** WRITTEN TASK **
A line counts if it contains the string "will"; say how many such lines there are, giving only the number.

******************************

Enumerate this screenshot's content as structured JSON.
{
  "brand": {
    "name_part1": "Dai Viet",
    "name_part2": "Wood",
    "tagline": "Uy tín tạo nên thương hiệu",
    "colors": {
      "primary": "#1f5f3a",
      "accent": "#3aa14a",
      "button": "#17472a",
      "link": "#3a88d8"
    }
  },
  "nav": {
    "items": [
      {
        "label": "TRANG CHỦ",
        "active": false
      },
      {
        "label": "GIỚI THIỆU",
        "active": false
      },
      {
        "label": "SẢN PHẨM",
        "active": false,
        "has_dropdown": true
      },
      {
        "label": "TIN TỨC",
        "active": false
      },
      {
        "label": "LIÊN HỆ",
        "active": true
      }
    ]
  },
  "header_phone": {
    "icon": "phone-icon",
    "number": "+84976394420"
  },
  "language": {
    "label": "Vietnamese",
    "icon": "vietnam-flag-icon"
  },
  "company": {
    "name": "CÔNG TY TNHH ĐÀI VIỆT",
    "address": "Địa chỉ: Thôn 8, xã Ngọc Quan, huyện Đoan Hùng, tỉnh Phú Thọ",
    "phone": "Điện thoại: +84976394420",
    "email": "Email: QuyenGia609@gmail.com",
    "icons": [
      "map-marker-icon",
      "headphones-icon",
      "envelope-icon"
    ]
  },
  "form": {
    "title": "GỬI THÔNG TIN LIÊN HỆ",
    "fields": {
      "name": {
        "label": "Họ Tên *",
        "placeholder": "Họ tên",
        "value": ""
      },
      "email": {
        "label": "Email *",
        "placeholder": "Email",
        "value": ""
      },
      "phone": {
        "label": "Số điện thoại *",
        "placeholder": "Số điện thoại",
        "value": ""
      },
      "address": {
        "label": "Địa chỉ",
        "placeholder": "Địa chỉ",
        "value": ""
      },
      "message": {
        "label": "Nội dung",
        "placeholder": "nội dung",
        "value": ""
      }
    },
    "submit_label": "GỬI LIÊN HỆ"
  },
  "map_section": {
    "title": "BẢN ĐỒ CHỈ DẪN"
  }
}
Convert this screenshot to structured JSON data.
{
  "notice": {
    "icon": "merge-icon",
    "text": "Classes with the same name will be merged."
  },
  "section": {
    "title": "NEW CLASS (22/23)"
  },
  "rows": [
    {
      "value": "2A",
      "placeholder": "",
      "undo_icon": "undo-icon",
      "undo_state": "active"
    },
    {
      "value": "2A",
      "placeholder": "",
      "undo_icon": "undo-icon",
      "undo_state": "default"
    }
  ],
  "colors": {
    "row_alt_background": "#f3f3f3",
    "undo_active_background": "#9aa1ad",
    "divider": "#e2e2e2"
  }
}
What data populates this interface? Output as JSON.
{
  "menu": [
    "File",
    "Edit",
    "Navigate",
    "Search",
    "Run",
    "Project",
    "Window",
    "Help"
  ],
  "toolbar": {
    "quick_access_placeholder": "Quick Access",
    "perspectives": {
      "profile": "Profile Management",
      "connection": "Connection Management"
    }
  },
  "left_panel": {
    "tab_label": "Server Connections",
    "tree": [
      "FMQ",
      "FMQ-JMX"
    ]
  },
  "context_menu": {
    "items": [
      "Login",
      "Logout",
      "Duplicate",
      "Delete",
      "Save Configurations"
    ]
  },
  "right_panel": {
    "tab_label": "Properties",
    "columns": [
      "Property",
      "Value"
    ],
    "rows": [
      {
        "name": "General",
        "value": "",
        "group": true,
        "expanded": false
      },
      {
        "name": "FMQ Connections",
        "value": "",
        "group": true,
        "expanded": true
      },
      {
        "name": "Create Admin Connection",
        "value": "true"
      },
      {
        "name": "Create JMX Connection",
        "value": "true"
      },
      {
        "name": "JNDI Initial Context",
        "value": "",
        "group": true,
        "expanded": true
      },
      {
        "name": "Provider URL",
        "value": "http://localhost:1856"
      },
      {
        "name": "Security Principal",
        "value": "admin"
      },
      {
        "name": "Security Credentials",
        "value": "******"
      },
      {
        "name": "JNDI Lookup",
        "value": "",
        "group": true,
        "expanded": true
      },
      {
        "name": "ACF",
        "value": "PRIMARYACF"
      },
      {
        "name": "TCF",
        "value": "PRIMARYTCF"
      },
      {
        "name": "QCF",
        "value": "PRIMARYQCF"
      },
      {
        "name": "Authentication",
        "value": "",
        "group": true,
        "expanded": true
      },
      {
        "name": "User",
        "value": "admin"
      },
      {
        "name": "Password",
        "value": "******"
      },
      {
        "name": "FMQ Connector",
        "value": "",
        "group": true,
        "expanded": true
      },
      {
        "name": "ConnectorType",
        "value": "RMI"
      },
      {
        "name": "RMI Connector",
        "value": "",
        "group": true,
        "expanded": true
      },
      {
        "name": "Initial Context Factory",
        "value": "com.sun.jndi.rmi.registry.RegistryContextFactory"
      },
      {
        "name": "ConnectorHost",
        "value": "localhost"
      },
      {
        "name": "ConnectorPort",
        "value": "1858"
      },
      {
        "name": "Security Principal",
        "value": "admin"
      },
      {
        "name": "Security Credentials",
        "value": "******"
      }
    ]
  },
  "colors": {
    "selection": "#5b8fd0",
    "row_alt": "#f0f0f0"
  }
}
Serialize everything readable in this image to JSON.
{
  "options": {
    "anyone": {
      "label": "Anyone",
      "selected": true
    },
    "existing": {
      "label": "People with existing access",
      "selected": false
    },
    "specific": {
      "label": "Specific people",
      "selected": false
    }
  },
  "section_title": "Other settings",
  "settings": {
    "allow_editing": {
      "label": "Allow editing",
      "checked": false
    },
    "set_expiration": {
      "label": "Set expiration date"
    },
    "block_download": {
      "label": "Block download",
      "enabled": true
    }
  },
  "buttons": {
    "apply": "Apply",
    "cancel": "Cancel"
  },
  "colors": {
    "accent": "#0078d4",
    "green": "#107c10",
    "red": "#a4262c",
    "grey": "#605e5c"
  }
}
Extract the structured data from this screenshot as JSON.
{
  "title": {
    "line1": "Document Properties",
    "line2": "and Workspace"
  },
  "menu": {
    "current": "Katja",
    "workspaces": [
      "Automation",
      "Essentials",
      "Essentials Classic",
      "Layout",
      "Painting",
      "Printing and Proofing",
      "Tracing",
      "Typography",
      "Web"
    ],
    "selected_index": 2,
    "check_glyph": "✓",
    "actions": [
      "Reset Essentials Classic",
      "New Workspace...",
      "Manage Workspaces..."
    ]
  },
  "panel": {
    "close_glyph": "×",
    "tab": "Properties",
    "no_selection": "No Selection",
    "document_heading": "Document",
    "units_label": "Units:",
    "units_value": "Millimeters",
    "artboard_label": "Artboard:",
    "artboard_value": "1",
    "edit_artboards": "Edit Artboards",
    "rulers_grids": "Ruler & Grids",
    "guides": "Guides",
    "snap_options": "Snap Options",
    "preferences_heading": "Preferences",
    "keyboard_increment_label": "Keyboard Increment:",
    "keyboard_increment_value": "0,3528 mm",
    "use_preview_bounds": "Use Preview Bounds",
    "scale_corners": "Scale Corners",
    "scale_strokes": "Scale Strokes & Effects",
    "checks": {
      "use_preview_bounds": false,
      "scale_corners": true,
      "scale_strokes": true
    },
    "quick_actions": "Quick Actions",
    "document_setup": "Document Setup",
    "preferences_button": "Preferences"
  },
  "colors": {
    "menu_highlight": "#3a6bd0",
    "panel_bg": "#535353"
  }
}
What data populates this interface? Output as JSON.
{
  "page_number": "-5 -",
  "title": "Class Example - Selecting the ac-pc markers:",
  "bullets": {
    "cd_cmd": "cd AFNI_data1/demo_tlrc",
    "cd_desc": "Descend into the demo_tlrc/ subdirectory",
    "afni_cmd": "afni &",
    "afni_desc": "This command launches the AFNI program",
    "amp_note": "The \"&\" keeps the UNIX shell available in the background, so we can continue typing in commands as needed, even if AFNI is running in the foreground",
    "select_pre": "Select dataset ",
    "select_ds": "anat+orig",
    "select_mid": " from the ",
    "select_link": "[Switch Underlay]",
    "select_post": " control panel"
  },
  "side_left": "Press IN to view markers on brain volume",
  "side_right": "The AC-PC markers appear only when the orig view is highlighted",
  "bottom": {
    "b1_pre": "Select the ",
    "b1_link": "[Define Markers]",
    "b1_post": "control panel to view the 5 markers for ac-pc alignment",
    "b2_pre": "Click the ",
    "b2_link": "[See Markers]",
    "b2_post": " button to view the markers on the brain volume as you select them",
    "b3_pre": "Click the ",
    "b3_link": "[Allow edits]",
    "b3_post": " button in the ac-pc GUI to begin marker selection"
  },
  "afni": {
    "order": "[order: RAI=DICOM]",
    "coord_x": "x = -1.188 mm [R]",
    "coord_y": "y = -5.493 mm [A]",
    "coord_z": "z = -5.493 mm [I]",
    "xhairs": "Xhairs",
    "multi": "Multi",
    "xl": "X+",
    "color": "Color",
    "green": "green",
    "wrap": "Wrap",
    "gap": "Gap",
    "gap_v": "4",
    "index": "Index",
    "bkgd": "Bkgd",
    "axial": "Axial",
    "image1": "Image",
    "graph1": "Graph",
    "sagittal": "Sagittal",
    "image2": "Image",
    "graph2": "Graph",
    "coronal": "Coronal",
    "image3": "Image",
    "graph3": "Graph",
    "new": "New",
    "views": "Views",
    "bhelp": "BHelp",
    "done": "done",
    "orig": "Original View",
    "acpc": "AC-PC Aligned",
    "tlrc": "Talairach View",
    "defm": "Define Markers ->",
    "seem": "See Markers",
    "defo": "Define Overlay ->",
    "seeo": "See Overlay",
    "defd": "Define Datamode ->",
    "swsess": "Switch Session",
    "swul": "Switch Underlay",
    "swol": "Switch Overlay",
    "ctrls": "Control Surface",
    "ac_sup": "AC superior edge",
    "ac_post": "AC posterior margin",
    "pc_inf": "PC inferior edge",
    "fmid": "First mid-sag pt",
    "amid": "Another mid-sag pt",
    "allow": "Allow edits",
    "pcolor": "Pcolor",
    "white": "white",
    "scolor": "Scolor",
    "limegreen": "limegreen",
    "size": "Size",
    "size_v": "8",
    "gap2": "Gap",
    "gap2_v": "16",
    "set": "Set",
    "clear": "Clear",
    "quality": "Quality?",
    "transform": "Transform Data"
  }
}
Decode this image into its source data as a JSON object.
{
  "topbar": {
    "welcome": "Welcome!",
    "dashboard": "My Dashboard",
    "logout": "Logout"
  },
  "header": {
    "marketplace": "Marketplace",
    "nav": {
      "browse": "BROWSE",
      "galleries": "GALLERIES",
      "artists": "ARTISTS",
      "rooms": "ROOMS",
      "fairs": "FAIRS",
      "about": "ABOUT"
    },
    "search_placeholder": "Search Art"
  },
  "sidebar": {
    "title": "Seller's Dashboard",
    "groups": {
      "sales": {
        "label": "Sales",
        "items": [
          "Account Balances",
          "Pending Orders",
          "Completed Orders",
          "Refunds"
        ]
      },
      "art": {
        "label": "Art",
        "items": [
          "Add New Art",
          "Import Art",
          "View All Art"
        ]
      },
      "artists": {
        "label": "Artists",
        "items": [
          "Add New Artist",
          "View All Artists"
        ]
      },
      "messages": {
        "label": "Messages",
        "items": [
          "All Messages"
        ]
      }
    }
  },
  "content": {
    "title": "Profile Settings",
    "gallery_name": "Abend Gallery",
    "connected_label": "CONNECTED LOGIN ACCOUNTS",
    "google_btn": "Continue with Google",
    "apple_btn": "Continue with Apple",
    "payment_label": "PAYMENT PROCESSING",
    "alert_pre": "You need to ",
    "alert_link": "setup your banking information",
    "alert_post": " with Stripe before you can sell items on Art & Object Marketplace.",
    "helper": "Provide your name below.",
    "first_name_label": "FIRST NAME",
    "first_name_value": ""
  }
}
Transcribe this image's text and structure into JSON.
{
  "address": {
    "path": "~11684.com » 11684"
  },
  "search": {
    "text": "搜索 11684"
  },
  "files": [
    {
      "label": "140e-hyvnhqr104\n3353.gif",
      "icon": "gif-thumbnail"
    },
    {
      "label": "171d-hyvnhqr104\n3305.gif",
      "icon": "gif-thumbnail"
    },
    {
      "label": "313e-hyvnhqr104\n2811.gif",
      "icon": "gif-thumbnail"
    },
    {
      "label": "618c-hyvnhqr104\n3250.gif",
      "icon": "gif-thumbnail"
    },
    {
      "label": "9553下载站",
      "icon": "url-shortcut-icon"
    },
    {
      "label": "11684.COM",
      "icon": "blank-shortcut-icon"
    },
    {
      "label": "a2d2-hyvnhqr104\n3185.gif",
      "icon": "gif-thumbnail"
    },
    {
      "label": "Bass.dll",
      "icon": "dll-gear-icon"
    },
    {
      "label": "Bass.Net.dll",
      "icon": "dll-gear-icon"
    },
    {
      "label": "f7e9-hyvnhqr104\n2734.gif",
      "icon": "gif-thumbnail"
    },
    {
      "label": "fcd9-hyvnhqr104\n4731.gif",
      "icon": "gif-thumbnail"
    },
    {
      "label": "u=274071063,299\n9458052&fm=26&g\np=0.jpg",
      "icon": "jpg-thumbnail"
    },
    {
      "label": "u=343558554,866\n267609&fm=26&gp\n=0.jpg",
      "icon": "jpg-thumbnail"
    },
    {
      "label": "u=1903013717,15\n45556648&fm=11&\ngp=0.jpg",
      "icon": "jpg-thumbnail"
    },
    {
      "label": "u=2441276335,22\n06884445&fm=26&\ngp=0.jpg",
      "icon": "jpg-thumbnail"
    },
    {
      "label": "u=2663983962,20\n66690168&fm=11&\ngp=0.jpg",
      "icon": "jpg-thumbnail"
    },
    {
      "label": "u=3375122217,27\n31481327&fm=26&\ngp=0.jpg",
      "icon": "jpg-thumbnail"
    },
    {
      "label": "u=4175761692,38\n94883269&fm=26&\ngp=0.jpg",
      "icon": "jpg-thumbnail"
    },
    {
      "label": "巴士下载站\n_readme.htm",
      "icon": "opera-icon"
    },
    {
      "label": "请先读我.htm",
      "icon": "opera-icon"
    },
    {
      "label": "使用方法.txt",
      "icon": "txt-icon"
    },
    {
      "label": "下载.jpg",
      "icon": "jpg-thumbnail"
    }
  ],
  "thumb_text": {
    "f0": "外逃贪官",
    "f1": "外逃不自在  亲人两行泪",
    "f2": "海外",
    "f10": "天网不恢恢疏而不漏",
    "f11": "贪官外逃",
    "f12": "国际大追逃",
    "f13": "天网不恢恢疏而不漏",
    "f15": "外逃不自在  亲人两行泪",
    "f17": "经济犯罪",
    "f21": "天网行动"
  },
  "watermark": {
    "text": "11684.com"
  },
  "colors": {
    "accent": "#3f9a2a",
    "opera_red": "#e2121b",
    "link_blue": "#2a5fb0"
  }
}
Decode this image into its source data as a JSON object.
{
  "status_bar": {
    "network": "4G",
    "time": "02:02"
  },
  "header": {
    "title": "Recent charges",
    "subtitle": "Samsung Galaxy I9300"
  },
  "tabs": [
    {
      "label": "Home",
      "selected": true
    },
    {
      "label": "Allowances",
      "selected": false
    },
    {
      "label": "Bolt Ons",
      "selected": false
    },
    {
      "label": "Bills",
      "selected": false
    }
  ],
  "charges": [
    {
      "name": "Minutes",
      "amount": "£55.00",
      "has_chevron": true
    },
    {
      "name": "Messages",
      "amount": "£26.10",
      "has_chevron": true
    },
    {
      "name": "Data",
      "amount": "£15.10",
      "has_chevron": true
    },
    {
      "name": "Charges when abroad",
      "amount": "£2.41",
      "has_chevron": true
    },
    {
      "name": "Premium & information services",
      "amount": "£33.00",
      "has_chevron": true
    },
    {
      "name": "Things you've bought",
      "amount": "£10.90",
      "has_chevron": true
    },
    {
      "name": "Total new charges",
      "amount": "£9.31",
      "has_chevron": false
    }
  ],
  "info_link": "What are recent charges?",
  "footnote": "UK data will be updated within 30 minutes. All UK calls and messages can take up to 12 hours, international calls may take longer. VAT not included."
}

******************************

** PROBLEM SOLUTION **
2